**TASK TO CARRY OUT**
In the records below, find the line containing "Output a JSON" and repeat it and every line after it exactly, without pictures.
─── PROVIDED RECORDS ───
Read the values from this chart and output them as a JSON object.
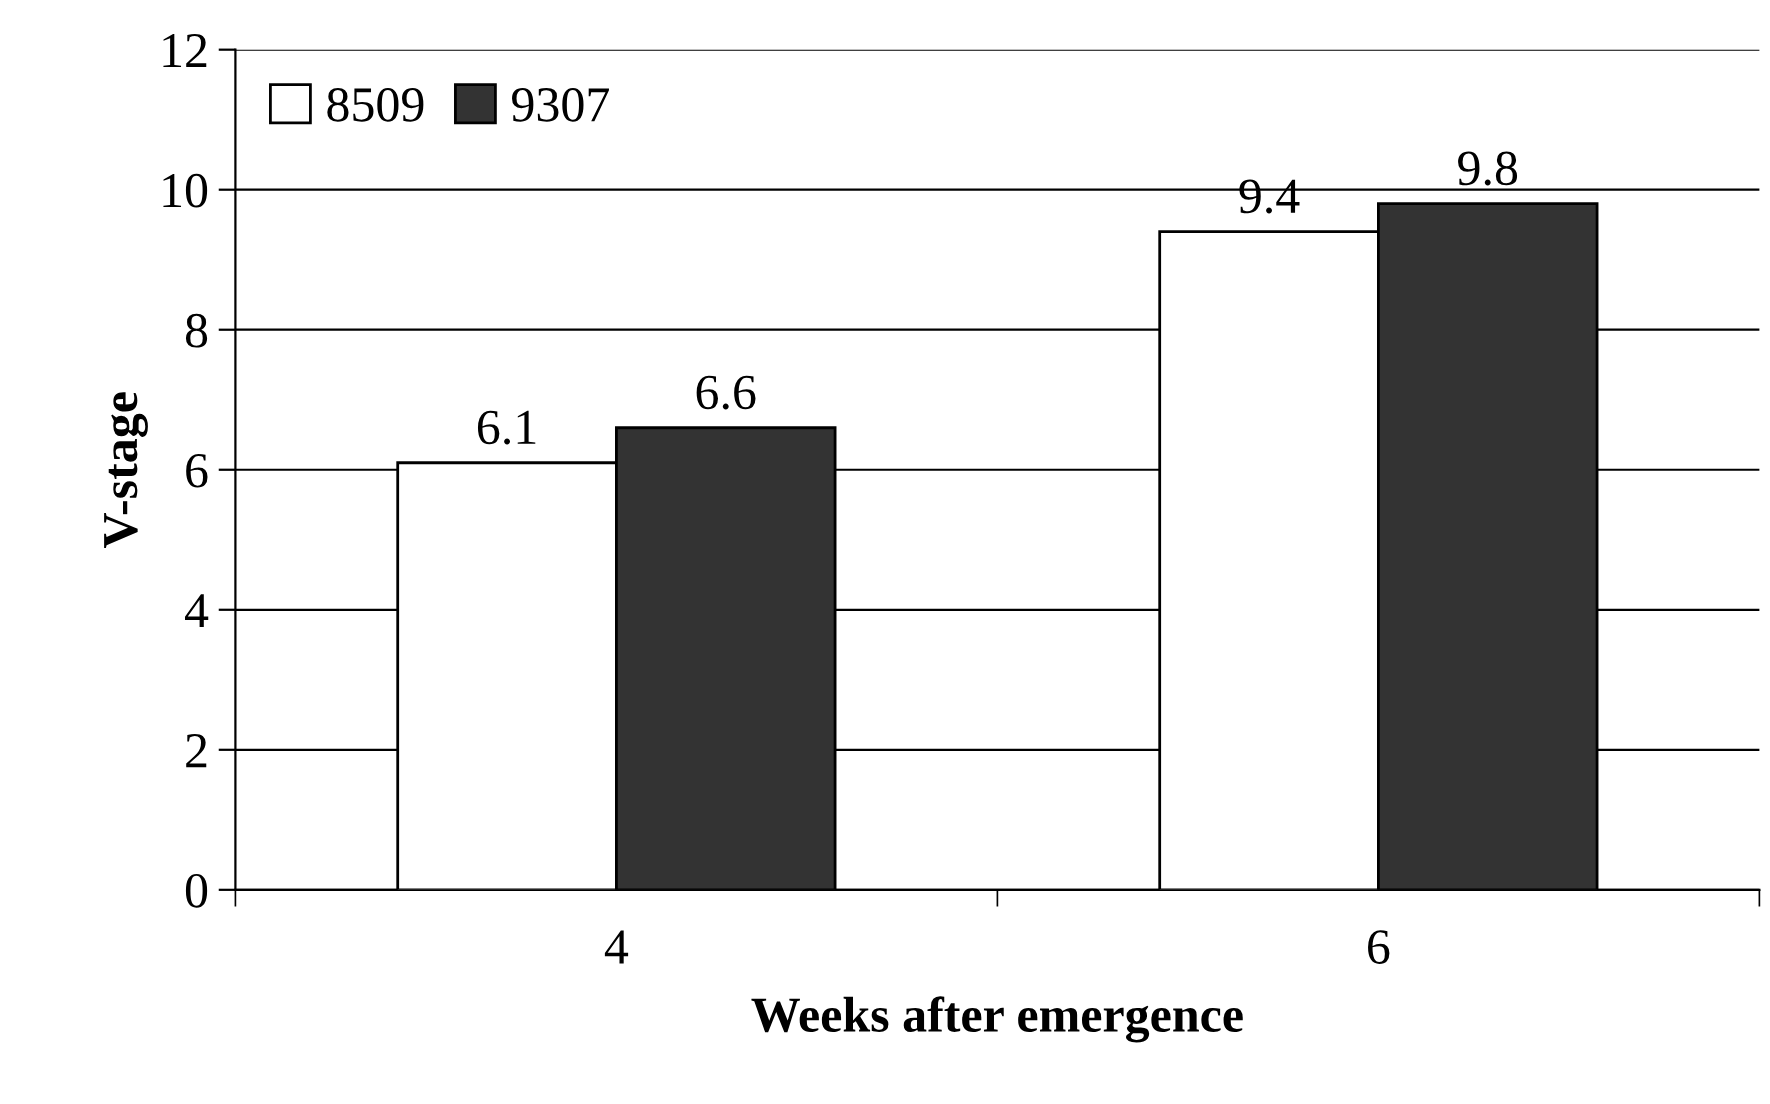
{
  "chart_data": {
    "type": "bar",
    "xlabel": "Weeks after emergence",
    "ylabel": "V-stage",
    "categories": [
      "4",
      "6"
    ],
    "series": [
      {
        "name": "8509",
        "color": "#ffffff",
        "values": [
          6.1,
          9.4
        ]
      },
      {
        "name": "9307",
        "color": "#333333",
        "values": [
          6.6,
          9.8
        ]
      }
    ],
    "ylim": [
      0,
      12
    ],
    "yticks": [
      0,
      2,
      4,
      6,
      8,
      10,
      12
    ],
    "grid": "y",
    "legend": "top left",
    "data_labels": true
  }
}
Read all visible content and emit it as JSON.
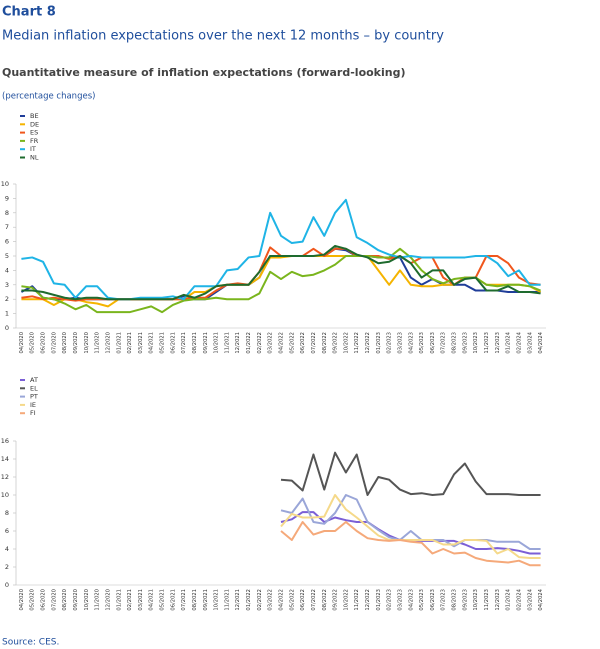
{
  "header": {
    "chart_number": "Chart 8",
    "title": "Median inflation expectations over the next 12 months – by country",
    "subtitle": "Quantitative measure of inflation expectations (forward-looking)",
    "units": "(percentage changes)"
  },
  "chart_data": [
    {
      "type": "line",
      "categories": [
        "04/2020",
        "05/2020",
        "06/2020",
        "07/2020",
        "08/2020",
        "09/2020",
        "10/2020",
        "11/2020",
        "12/2020",
        "01/2021",
        "02/2021",
        "03/2021",
        "04/2021",
        "05/2021",
        "06/2021",
        "07/2021",
        "08/2021",
        "09/2021",
        "10/2021",
        "11/2021",
        "12/2021",
        "01/2022",
        "02/2022",
        "03/2022",
        "04/2022",
        "05/2022",
        "06/2022",
        "07/2022",
        "08/2022",
        "09/2022",
        "10/2022",
        "11/2022",
        "12/2022",
        "01/2023",
        "02/2023",
        "03/2023",
        "04/2023",
        "05/2023",
        "06/2023",
        "07/2023",
        "08/2023",
        "09/2023",
        "10/2023",
        "11/2023",
        "12/2023",
        "01/2024",
        "02/2024",
        "03/2024",
        "04/2024"
      ],
      "ylim": [
        0,
        10
      ],
      "yticks": [
        0,
        1,
        2,
        3,
        4,
        5,
        6,
        7,
        8,
        9,
        10
      ],
      "grid": false,
      "legend": "top-left",
      "series": [
        {
          "name": "BE",
          "color": "#1f3d99",
          "values": [
            2.5,
            2.9,
            2.1,
            2.0,
            2.0,
            2.1,
            2.0,
            2.0,
            2.0,
            2.0,
            2.0,
            2.0,
            2.0,
            2.0,
            2.0,
            2.2,
            2.0,
            2.0,
            2.5,
            3.0,
            3.0,
            3.0,
            3.5,
            5.0,
            5.0,
            5.0,
            5.0,
            5.0,
            5.0,
            5.5,
            5.4,
            5.0,
            5.0,
            4.9,
            4.9,
            4.9,
            3.5,
            3.0,
            3.4,
            3.0,
            3.0,
            3.0,
            2.6,
            2.6,
            2.6,
            2.5,
            2.5,
            2.5,
            2.5
          ]
        },
        {
          "name": "DE",
          "color": "#f5b400",
          "values": [
            2.0,
            2.0,
            2.0,
            1.6,
            2.0,
            2.0,
            1.8,
            1.7,
            1.5,
            2.0,
            2.0,
            2.0,
            2.0,
            2.0,
            2.0,
            2.0,
            2.5,
            2.5,
            2.9,
            3.0,
            3.0,
            3.0,
            3.5,
            4.9,
            4.9,
            5.0,
            5.0,
            5.0,
            5.0,
            5.0,
            5.0,
            5.0,
            5.0,
            4.0,
            3.0,
            4.0,
            3.0,
            2.9,
            2.9,
            3.0,
            3.0,
            3.5,
            3.5,
            3.0,
            3.0,
            3.0,
            3.0,
            2.9,
            2.5
          ]
        },
        {
          "name": "ES",
          "color": "#f0561c",
          "values": [
            2.1,
            2.2,
            2.0,
            2.1,
            2.0,
            1.9,
            2.0,
            2.0,
            2.0,
            2.0,
            2.0,
            2.0,
            2.0,
            2.0,
            2.0,
            2.0,
            2.1,
            2.1,
            2.6,
            3.0,
            3.1,
            3.0,
            3.9,
            5.6,
            5.0,
            5.0,
            5.0,
            5.5,
            5.0,
            5.5,
            5.5,
            5.0,
            5.0,
            5.0,
            4.8,
            5.0,
            4.5,
            4.9,
            4.9,
            3.5,
            3.0,
            3.5,
            3.5,
            5.0,
            5.0,
            4.5,
            3.5,
            3.1,
            3.0
          ]
        },
        {
          "name": "FR",
          "color": "#7ab51d",
          "values": [
            2.9,
            2.8,
            2.1,
            2.0,
            1.7,
            1.3,
            1.6,
            1.1,
            1.1,
            1.1,
            1.1,
            1.3,
            1.5,
            1.1,
            1.6,
            1.9,
            2.0,
            2.0,
            2.1,
            2.0,
            2.0,
            2.0,
            2.4,
            3.9,
            3.4,
            3.9,
            3.6,
            3.7,
            4.0,
            4.4,
            5.0,
            5.0,
            5.0,
            4.9,
            4.9,
            5.5,
            4.9,
            4.0,
            3.4,
            3.1,
            3.4,
            3.5,
            3.5,
            3.0,
            2.9,
            3.0,
            3.0,
            2.9,
            2.6
          ]
        },
        {
          "name": "IT",
          "color": "#1fb4e6",
          "values": [
            4.8,
            4.9,
            4.6,
            3.1,
            3.0,
            2.1,
            2.9,
            2.9,
            2.1,
            2.0,
            2.0,
            2.1,
            2.1,
            2.1,
            2.2,
            2.0,
            2.9,
            2.9,
            2.9,
            4.0,
            4.1,
            4.9,
            5.0,
            8.0,
            6.4,
            5.9,
            6.0,
            7.7,
            6.4,
            8.0,
            8.9,
            6.3,
            5.9,
            5.4,
            5.1,
            4.9,
            5.0,
            4.9,
            4.9,
            4.9,
            4.9,
            4.9,
            5.0,
            5.0,
            4.5,
            3.6,
            4.0,
            3.0,
            3.0
          ]
        },
        {
          "name": "NL",
          "color": "#1e6b2e",
          "values": [
            2.6,
            2.6,
            2.5,
            2.3,
            2.1,
            2.0,
            2.1,
            2.1,
            2.0,
            2.0,
            2.0,
            2.0,
            2.0,
            2.0,
            2.0,
            2.3,
            2.1,
            2.4,
            2.9,
            3.0,
            3.0,
            3.0,
            3.9,
            5.0,
            5.0,
            5.0,
            5.0,
            5.0,
            5.1,
            5.7,
            5.5,
            5.1,
            4.9,
            4.5,
            4.6,
            5.0,
            4.5,
            3.5,
            4.0,
            4.0,
            3.0,
            3.4,
            3.5,
            2.6,
            2.6,
            2.9,
            2.5,
            2.5,
            2.4
          ]
        }
      ]
    },
    {
      "type": "line",
      "categories": [
        "04/2020",
        "05/2020",
        "06/2020",
        "07/2020",
        "08/2020",
        "09/2020",
        "10/2020",
        "11/2020",
        "12/2020",
        "01/2021",
        "02/2021",
        "03/2021",
        "04/2021",
        "05/2021",
        "06/2021",
        "07/2021",
        "08/2021",
        "09/2021",
        "10/2021",
        "11/2021",
        "12/2021",
        "01/2022",
        "02/2022",
        "03/2022",
        "04/2022",
        "05/2022",
        "06/2022",
        "07/2022",
        "08/2022",
        "09/2022",
        "10/2022",
        "11/2022",
        "12/2022",
        "01/2023",
        "02/2023",
        "03/2023",
        "04/2023",
        "05/2023",
        "06/2023",
        "07/2023",
        "08/2023",
        "09/2023",
        "10/2023",
        "11/2023",
        "12/2023",
        "01/2024",
        "02/2024",
        "03/2024",
        "04/2024"
      ],
      "ylim": [
        0,
        16
      ],
      "yticks": [
        0,
        2,
        4,
        6,
        8,
        10,
        12,
        14,
        16
      ],
      "grid": false,
      "legend": "top-left",
      "series": [
        {
          "name": "AT",
          "color": "#7b5fd6",
          "values": [
            null,
            null,
            null,
            null,
            null,
            null,
            null,
            null,
            null,
            null,
            null,
            null,
            null,
            null,
            null,
            null,
            null,
            null,
            null,
            null,
            null,
            null,
            null,
            null,
            7.0,
            7.3,
            8.1,
            8.1,
            7.0,
            7.5,
            7.2,
            7.0,
            7.0,
            6.2,
            5.5,
            5.0,
            5.0,
            4.9,
            4.9,
            4.9,
            4.9,
            4.5,
            4.0,
            4.0,
            4.1,
            4.0,
            3.8,
            3.5,
            3.5
          ]
        },
        {
          "name": "EL",
          "color": "#555555",
          "values": [
            null,
            null,
            null,
            null,
            null,
            null,
            null,
            null,
            null,
            null,
            null,
            null,
            null,
            null,
            null,
            null,
            null,
            null,
            null,
            null,
            null,
            null,
            null,
            null,
            11.7,
            11.6,
            10.5,
            14.5,
            10.6,
            14.7,
            12.5,
            14.5,
            10.0,
            12.0,
            11.7,
            10.6,
            10.1,
            10.2,
            10.0,
            10.1,
            12.3,
            13.5,
            11.5,
            10.1,
            10.1,
            10.1,
            10.0,
            10.0,
            10.0
          ]
        },
        {
          "name": "PT",
          "color": "#9aa6d8",
          "values": [
            null,
            null,
            null,
            null,
            null,
            null,
            null,
            null,
            null,
            null,
            null,
            null,
            null,
            null,
            null,
            null,
            null,
            null,
            null,
            null,
            null,
            null,
            null,
            null,
            8.3,
            8.0,
            9.6,
            7.0,
            6.8,
            8.0,
            10.0,
            9.5,
            7.0,
            6.1,
            5.3,
            5.0,
            6.0,
            5.0,
            5.0,
            5.0,
            4.3,
            5.0,
            5.0,
            5.0,
            4.8,
            4.8,
            4.8,
            4.0,
            4.0
          ]
        },
        {
          "name": "IE",
          "color": "#f5d98a",
          "values": [
            null,
            null,
            null,
            null,
            null,
            null,
            null,
            null,
            null,
            null,
            null,
            null,
            null,
            null,
            null,
            null,
            null,
            null,
            null,
            null,
            null,
            null,
            null,
            null,
            6.5,
            7.9,
            7.5,
            7.5,
            7.6,
            10.0,
            8.4,
            7.5,
            6.5,
            5.5,
            5.0,
            5.0,
            5.0,
            5.0,
            5.0,
            4.5,
            4.5,
            5.0,
            5.0,
            4.9,
            3.5,
            4.0,
            3.1,
            3.0,
            3.0
          ]
        },
        {
          "name": "FI",
          "color": "#f5a97a",
          "values": [
            null,
            null,
            null,
            null,
            null,
            null,
            null,
            null,
            null,
            null,
            null,
            null,
            null,
            null,
            null,
            null,
            null,
            null,
            null,
            null,
            null,
            null,
            null,
            null,
            6.0,
            5.0,
            7.0,
            5.6,
            6.0,
            6.0,
            7.0,
            6.0,
            5.2,
            5.0,
            4.9,
            5.0,
            4.8,
            4.7,
            3.5,
            4.0,
            3.5,
            3.6,
            3.0,
            2.7,
            2.6,
            2.5,
            2.7,
            2.2,
            2.2
          ]
        }
      ]
    }
  ],
  "source": "Source: CES."
}
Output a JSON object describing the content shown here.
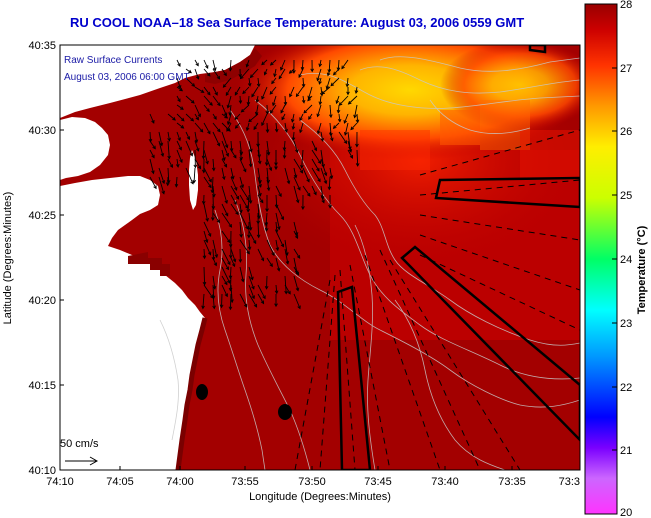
{
  "title": "RU COOL  NOAA–18  Sea Surface Temperature:  August 03, 2006 0559 GMT",
  "overlay": {
    "line1": "Raw Surface Currents",
    "line2": "August 03, 2006 06:00 GMT"
  },
  "axes": {
    "xlabel": "Longitude (Degrees:Minutes)",
    "ylabel": "Latitude (Degrees:Minutes)",
    "x_ticks": [
      "74:10",
      "74:05",
      "74:00",
      "73:55",
      "73:50",
      "73:45",
      "73:40",
      "73:35",
      "73:3"
    ],
    "y_ticks": [
      "40:35",
      "40:30",
      "40:25",
      "40:20",
      "40:15",
      "40:10"
    ]
  },
  "colorbar": {
    "label": "Temperature (°C)",
    "ticks": [
      "28",
      "27",
      "26",
      "25",
      "24",
      "23",
      "22",
      "21",
      "20"
    ],
    "min": 20,
    "max": 28
  },
  "scale_label": "50 cm/s",
  "colors": {
    "title": "#0000cc",
    "sst_warm": "#9c0000",
    "sst_hot": "#ffd800",
    "land": "#ffffff",
    "shore_water": "#7a0000"
  }
}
───
**REPLY TO THE EXERCISE**
Output a JSON object describing the content shown here.
{
  "title": "RU COOL  NOAA–18  Sea Surface Temperature:  August 03, 2006 0559 GMT",
  "overlay": {
    "line1": "Raw Surface Currents",
    "line2": "August 03, 2006 06:00 GMT"
  },
  "axes": {
    "xlabel": "Longitude (Degrees:Minutes)",
    "ylabel": "Latitude (Degrees:Minutes)",
    "x_ticks": [
      "74:10",
      "74:05",
      "74:00",
      "73:55",
      "73:50",
      "73:45",
      "73:40",
      "73:35",
      "73:3"
    ],
    "y_ticks": [
      "40:35",
      "40:30",
      "40:25",
      "40:20",
      "40:15",
      "40:10"
    ]
  },
  "colorbar": {
    "label": "Temperature (°C)",
    "ticks": [
      "28",
      "27",
      "26",
      "25",
      "24",
      "23",
      "22",
      "21",
      "20"
    ],
    "min": 20,
    "max": 28
  },
  "scale_label": "50 cm/s",
  "colors": {
    "title": "#0000cc",
    "sst_warm": "#9c0000",
    "sst_hot": "#ffd800",
    "land": "#ffffff",
    "shore_water": "#7a0000"
  }
}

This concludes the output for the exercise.